Transcribe the material in full. Nothing should differ except that the pictures are left out.
╭─ Record list
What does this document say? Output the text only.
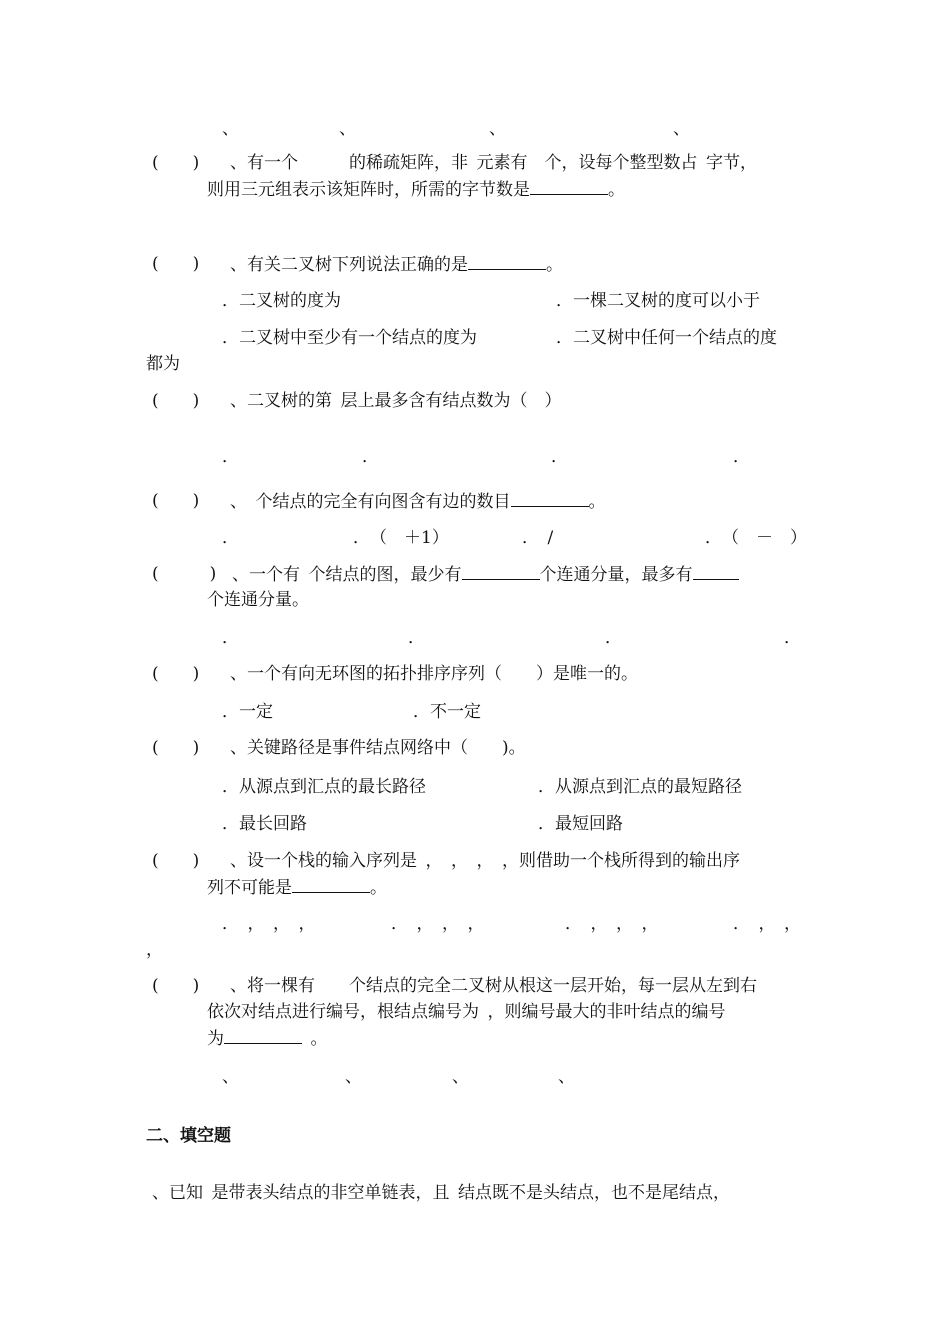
、	、	、	、
(　　) 、有一个　　　的稀疏矩阵，非 元素有　个，设每个整型数占 字节，
则用三元组表示该矩阵时，所需的字节数是	。
(　　) 、有关二叉树下列说法正确的是	。
．二叉树的度为	．一棵二叉树的度可以小于
．二叉树中至少有一个结点的度为	．二叉树中任何一个结点的度
都为
(　　) 、二叉树的第 层上最多含有结点数为（　）
．	．	．	．
(　　) 、 个结点的完全有向图含有边的数目	。
．	．　（　＋1）	．　/	．　（　－　）
(　　　) 、一个有 个结点的图，最少有	个连通分量，最多有
个连通分量。
．	．	．	．
(　　) 、一个有向无环图的拓扑排序序列（　　）是唯一的。
．一定	．不一定
(　　) 、关键路径是事件结点网络中（　　)。
．从源点到汇点的最长路径	．从源点到汇点的最短路径
．最长回路	．最短回路
(　　) 、设一个栈的输入序列是 ，　，　，　，则借助一个栈所得到的输出序
列不可能是	。
．　，　，　，	．　，　，　，	．　，　，　，	．　，　，
，
(　　) 、将一棵有　　个结点的完全二叉树从根这一层开始，每一层从左到右
依次对结点进行编号，根结点编号为 ，则编号最大的非叶结点的编号
为	 。
、	、	、	、
二、填空题
、已知 是带表头结点的非空单链表，且 结点既不是头结点，也不是尾结点，
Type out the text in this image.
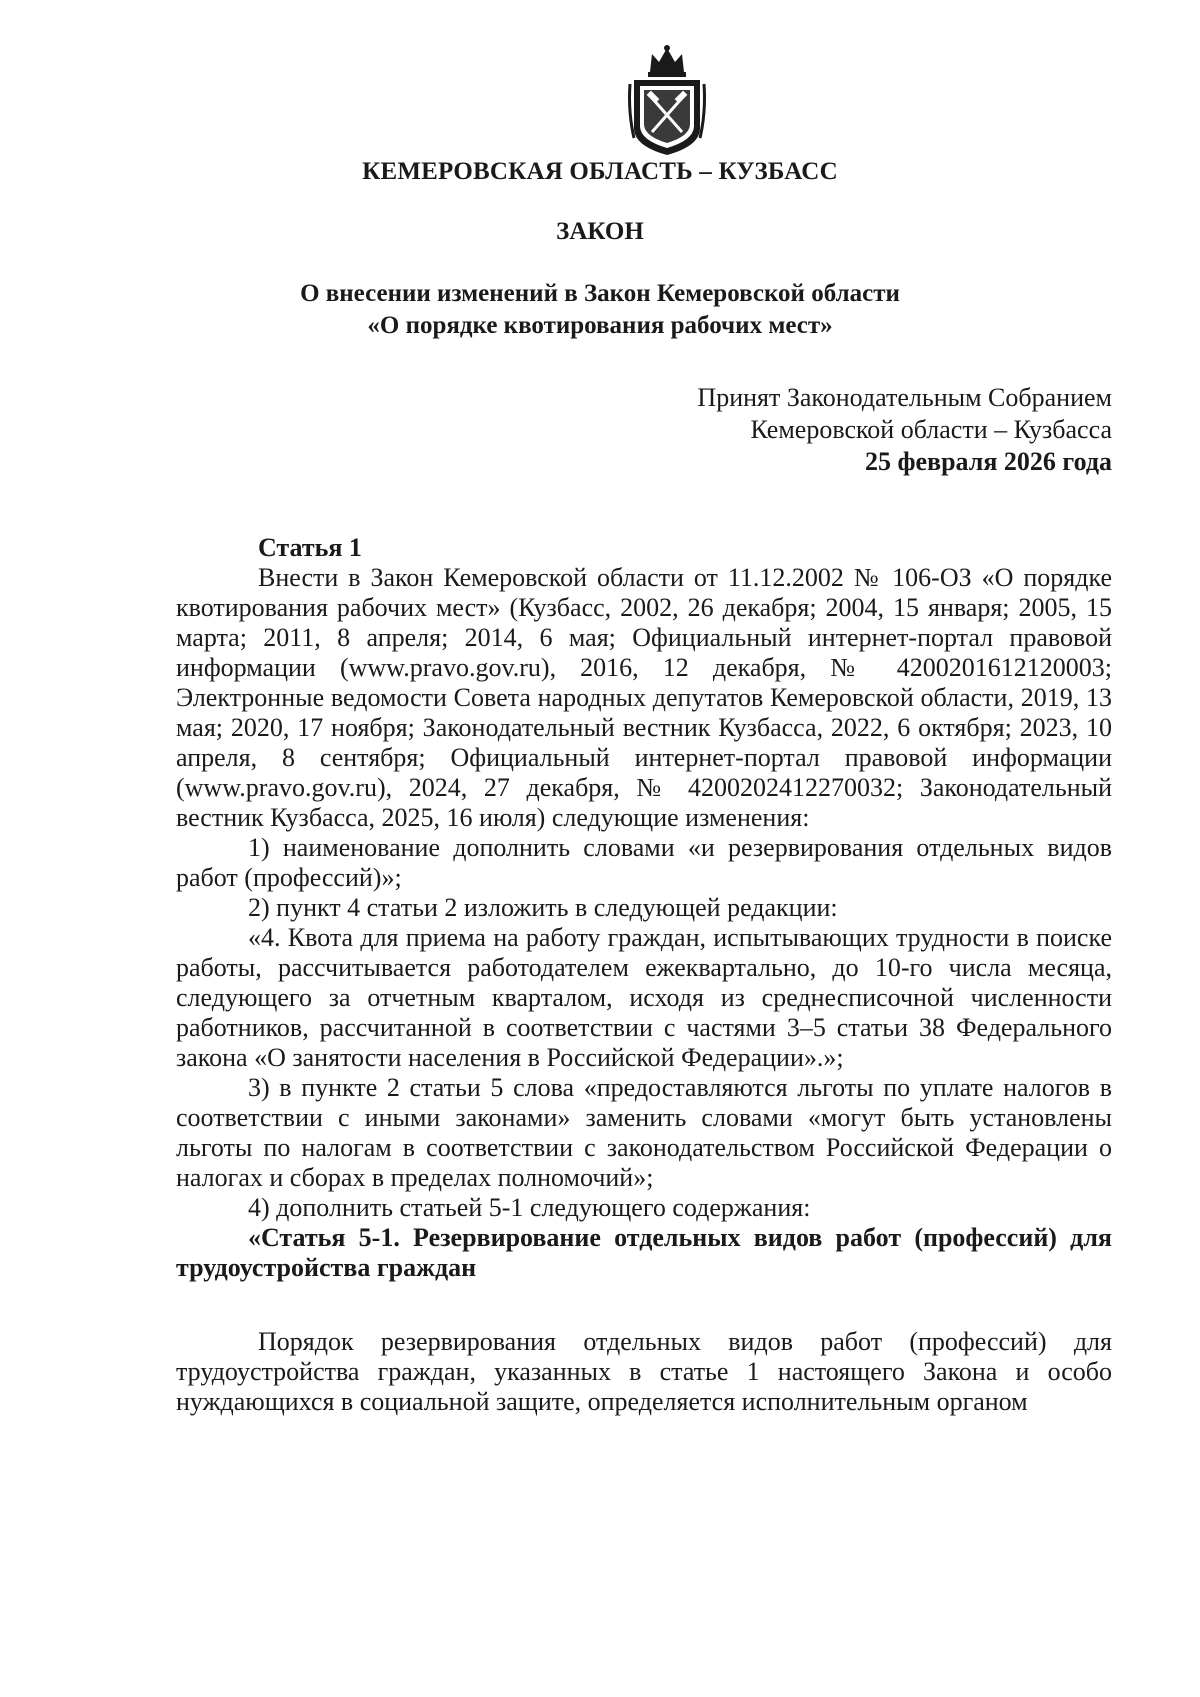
КЕМЕРОВСКАЯ ОБЛАСТЬ – КУЗБАСС
ЗАКОН
О внесении изменений в Закон Кемеровской области
«О порядке квотирования рабочих мест»
Принят Законодательным Собранием
Кемеровской области – Кузбасса
25 февраля 2026 года

Статья 1

Внести в Закон Кемеровской области от 11.12.2002 № 106-ОЗ «О порядке квотирования рабочих мест» (Кузбасс, 2002, 26 декабря; 2004, 15 января; 2005, 15 марта; 2011, 8 апреля; 2014, 6 мая; Официальный интернет-портал правовой информации (www.pravo.gov.ru), 2016, 12 декабря, № 4200201612120003; Электронные ведомости Совета народных депутатов Кемеровской области, 2019, 13 мая; 2020, 17 ноября; Законодательный вестник Кузбасса, 2022, 6 октября; 2023, 10 апреля, 8 сентября; Официальный интернет-портал правовой информации (www.pravo.gov.ru), 2024, 27 декабря, № 4200202412270032; Законодательный вестник Кузбасса, 2025, 16 июля) следующие изменения:

1) наименование дополнить словами «и резервирования отдельных видов работ (профессий)»;

2) пункт 4 статьи 2 изложить в следующей редакции:

«4. Квота для приема на работу граждан, испытывающих трудности в поиске работы, рассчитывается работодателем ежеквартально, до 10-го числа месяца, следующего за отчетным кварталом, исходя из среднесписочной численности работников, рассчитанной в соответствии с частями 3–5 статьи 38 Федерального закона «О занятости населения в Российской Федерации».»;

3) в пункте 2 статьи 5 слова «предоставляются льготы по уплате налогов в соответствии с иными законами» заменить словами «могут быть установлены льготы по налогам в соответствии с законодательством Российской Федерации о налогах и сборах в пределах полномочий»;

4) дополнить статьей 5-1 следующего содержания:

«Статья 5-1. Резервирование отдельных видов работ (профессий) для трудоустройства граждан

Порядок резервирования отдельных видов работ (профессий) для трудоустройства граждан, указанных в статье 1 настоящего Закона и особо нуждающихся в социальной защите, определяется исполнительным органом
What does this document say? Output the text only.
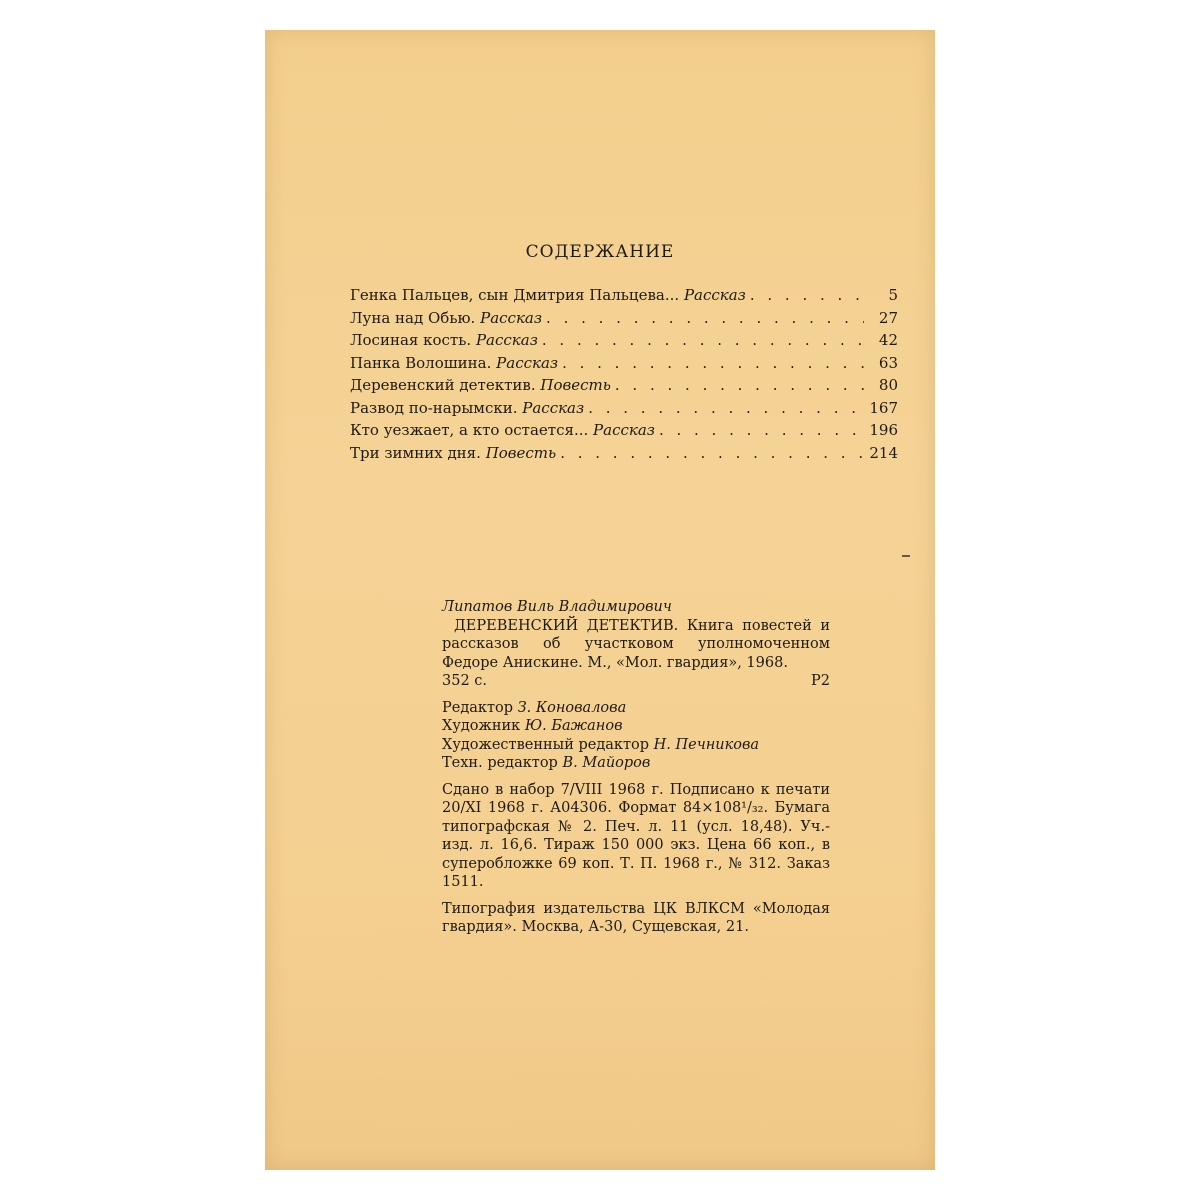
СОДЕРЖАНИЕ
Генка Пальцев, сын Дмитрия Пальцева... Рассказ . . .	5
Луна над Обью. Рассказ . . .	27
Лосиная кость. Рассказ . . .	42
Панка Волошина. Рассказ . . .	63
Деревенский детектив. Повесть . . .	80
Развод по-нарымски. Рассказ . . .	167
Кто уезжает, а кто остается... Рассказ . . .	196
Три зимних дня. Повесть . . .	214
Липатов Виль Владимирович
ДЕРЕВЕНСКИЙ ДЕТЕКТИВ. Книга повестей и рассказов об участковом уполномоченном Федоре Анискине. М., «Мол. гвардия», 1968.
352 с.	Р2
Редактор З. Коновалова
Художник Ю. Бажанов
Художественный редактор Н. Печникова
Техн. редактор В. Майоров
Сдано в набор 7/VIII 1968 г. Подписано к печати 20/XI 1968 г. А04306. Формат 84×108¹/₃₂. Бумага типографская № 2. Печ. л. 11 (усл. 18,48). Уч.-изд. л. 16,6. Тираж 150 000 экз. Цена 66 коп., в суперобложке 69 коп. Т. П. 1968 г., № 312. Заказ 1511.
Типография издательства ЦК ВЛКСМ «Молодая гвардия». Москва, А-30, Сущевская, 21.
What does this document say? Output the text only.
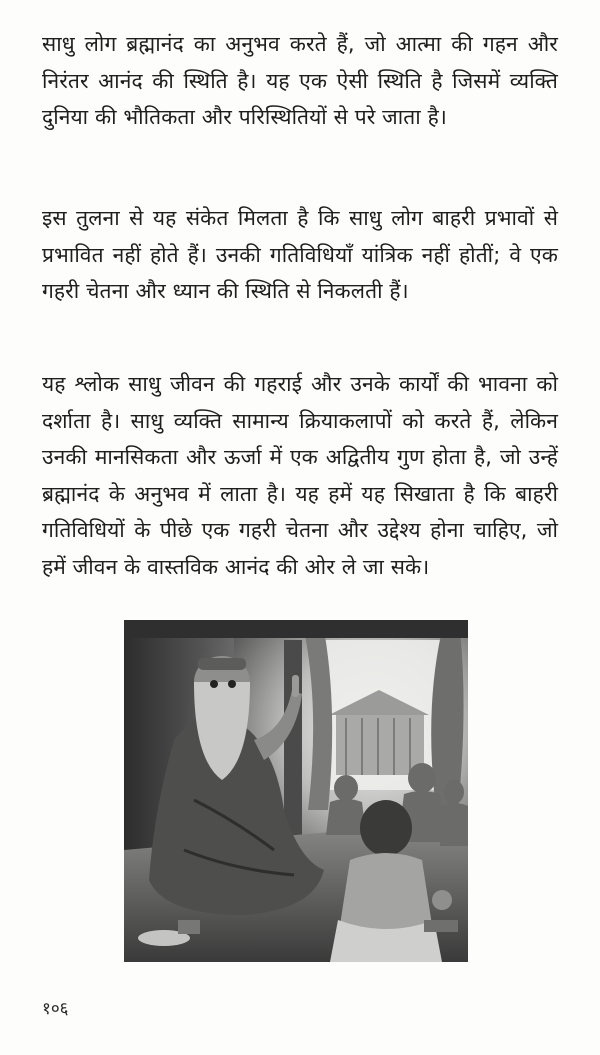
साधु लोग ब्रह्मानंद का अनुभव करते हैं, जो आत्मा की गहन और निरंतर आनंद की स्थिति है। यह एक ऐसी स्थिति है जिसमें व्यक्ति दुनिया की भौतिकता और परिस्थितियों से परे जाता है।

इस तुलना से यह संकेत मिलता है कि साधु लोग बाहरी प्रभावों से प्रभावित नहीं होते हैं। उनकी गतिविधियाँ यांत्रिक नहीं होतीं; वे एक गहरी चेतना और ध्यान की स्थिति से निकलती हैं।

यह श्लोक साधु जीवन की गहराई और उनके कार्यों की भावना को दर्शाता है। साधु व्यक्ति सामान्य क्रियाकलापों को करते हैं, लेकिन उनकी मानसिकता और ऊर्जा में एक अद्वितीय गुण होता है, जो उन्हें ब्रह्मानंद के अनुभव में लाता है। यह हमें यह सिखाता है कि बाहरी गतिविधियों के पीछे एक गहरी चेतना और उद्देश्य होना चाहिए, जो हमें जीवन के वास्तविक आनंद की ओर ले जा सके।

१०६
╰─
• [Reply]
What does this document say? Output the text only.
、	、	、	、
(　　) 、有一个　　　的稀疏矩阵，非 元素有　个，设每个整型数占 字节，
则用三元组表示该矩阵时，所需的字节数是	。
(　　) 、有关二叉树下列说法正确的是	。
．二叉树的度为	．一棵二叉树的度可以小于
．二叉树中至少有一个结点的度为	．二叉树中任何一个结点的度
都为
(　　) 、二叉树的第 层上最多含有结点数为（　）
．	．	．	．
(　　) 、 个结点的完全有向图含有边的数目	。
．	．　（　＋1）	．　/	．　（　－　）
(　　　) 、一个有 个结点的图，最少有	个连通分量，最多有
个连通分量。
．	．	．	．
(　　) 、一个有向无环图的拓扑排序序列（　　）是唯一的。
．一定	．不一定
(　　) 、关键路径是事件结点网络中（　　)。
．从源点到汇点的最长路径	．从源点到汇点的最短路径
．最长回路	．最短回路
(　　) 、设一个栈的输入序列是 ，　，　，　，则借助一个栈所得到的输出序
列不可能是	。
．　，　，　，	．　，　，　，	．　，　，　，	．　，　，
，
(　　) 、将一棵有　　个结点的完全二叉树从根这一层开始，每一层从左到右
依次对结点进行编号，根结点编号为 ，则编号最大的非叶结点的编号
为	 。
、	、	、	、
二、填空题
、已知 是带表头结点的非空单链表，且 结点既不是头结点，也不是尾结点，
Type out the text in this image.
КЕМЕРОВСКАЯ ОБЛАСТЬ – КУЗБАСС
ЗАКОН
О внесении изменений в Закон Кемеровской области
«О порядке квотирования рабочих мест»
Принят Законодательным Собранием
Кемеровской области – Кузбасса
25 февраля 2026 года

Статья 1

Внести в Закон Кемеровской области от 11.12.2002 № 106-ОЗ «О порядке квотирования рабочих мест» (Кузбасс, 2002, 26 декабря; 2004, 15 января; 2005, 15 марта; 2011, 8 апреля; 2014, 6 мая; Официальный интернет-портал правовой информации (www.pravo.gov.ru), 2016, 12 декабря, № 4200201612120003; Электронные ведомости Совета народных депутатов Кемеровской области, 2019, 13 мая; 2020, 17 ноября; Законодательный вестник Кузбасса, 2022, 6 октября; 2023, 10 апреля, 8 сентября; Официальный интернет-портал правовой информации (www.pravo.gov.ru), 2024, 27 декабря, № 4200202412270032; Законодательный вестник Кузбасса, 2025, 16 июля) следующие изменения:

1) наименование дополнить словами «и резервирования отдельных видов работ (профессий)»;

2) пункт 4 статьи 2 изложить в следующей редакции:

«4. Квота для приема на работу граждан, испытывающих трудности в поиске работы, рассчитывается работодателем ежеквартально, до 10-го числа месяца, следующего за отчетным кварталом, исходя из среднесписочной численности работников, рассчитанной в соответствии с частями 3–5 статьи 38 Федерального закона «О занятости населения в Российской Федерации».»;

3) в пункте 2 статьи 5 слова «предоставляются льготы по уплате налогов в соответствии с иными законами» заменить словами «могут быть установлены льготы по налогам в соответствии с законодательством Российской Федерации о налогах и сборах в пределах полномочий»;

4) дополнить статьей 5-1 следующего содержания:

«Статья 5-1. Резервирование отдельных видов работ (профессий) для трудоустройства граждан

Порядок резервирования отдельных видов работ (профессий) для трудоустройства граждан, указанных в статье 1 настоящего Закона и особо нуждающихся в социальной защите, определяется исполнительным органом
What does this document say? Output the text only.
СОДЕРЖАНИЕ
Генка Пальцев, сын Дмитрия Пальцева... Рассказ . . .	5
Луна над Обью. Рассказ . . .	27
Лосиная кость. Рассказ . . .	42
Панка Волошина. Рассказ . . .	63
Деревенский детектив. Повесть . . .	80
Развод по-нарымски. Рассказ . . .	167
Кто уезжает, а кто остается... Рассказ . . .	196
Три зимних дня. Повесть . . .	214
Липатов Виль Владимирович
ДЕРЕВЕНСКИЙ ДЕТЕКТИВ. Книга повестей и рассказов об участковом уполномоченном Федоре Анискине. М., «Мол. гвардия», 1968.
352 с.	Р2
Редактор З. Коновалова
Художник Ю. Бажанов
Художественный редактор Н. Печникова
Техн. редактор В. Майоров
Сдано в набор 7/VIII 1968 г. Подписано к печати 20/XI 1968 г. А04306. Формат 84×108¹/₃₂. Бумага типографская № 2. Печ. л. 11 (усл. 18,48). Уч.-изд. л. 16,6. Тираж 150 000 экз. Цена 66 коп., в суперобложке 69 коп. Т. П. 1968 г., № 312. Заказ 1511.
Типография издательства ЦК ВЛКСМ «Молодая гвардия». Москва, А-30, Сущевская, 21.
What does this document say? Output the text only.
साधु लोग ब्रह्मानंद का अनुभव करते हैं, जो आत्मा की गहन और निरंतर आनंद की स्थिति है। यह एक ऐसी स्थिति है जिसमें व्यक्ति दुनिया की भौतिकता और परिस्थितियों से परे जाता है।

इस तुलना से यह संकेत मिलता है कि साधु लोग बाहरी प्रभावों से प्रभावित नहीं होते हैं। उनकी गतिविधियाँ यांत्रिक नहीं होतीं; वे एक गहरी चेतना और ध्यान की स्थिति से निकलती हैं।

यह श्लोक साधु जीवन की गहराई और उनके कार्यों की भावना को दर्शाता है। साधु व्यक्ति सामान्य क्रियाकलापों को करते हैं, लेकिन उनकी मानसिकता और ऊर्जा में एक अद्वितीय गुण होता है, जो उन्हें ब्रह्मानंद के अनुभव में लाता है। यह हमें यह सिखाता है कि बाहरी गतिविधियों के पीछे एक गहरी चेतना और उद्देश्य होना चाहिए, जो हमें जीवन के वास्तविक आनंद की ओर ले जा सके।

१०६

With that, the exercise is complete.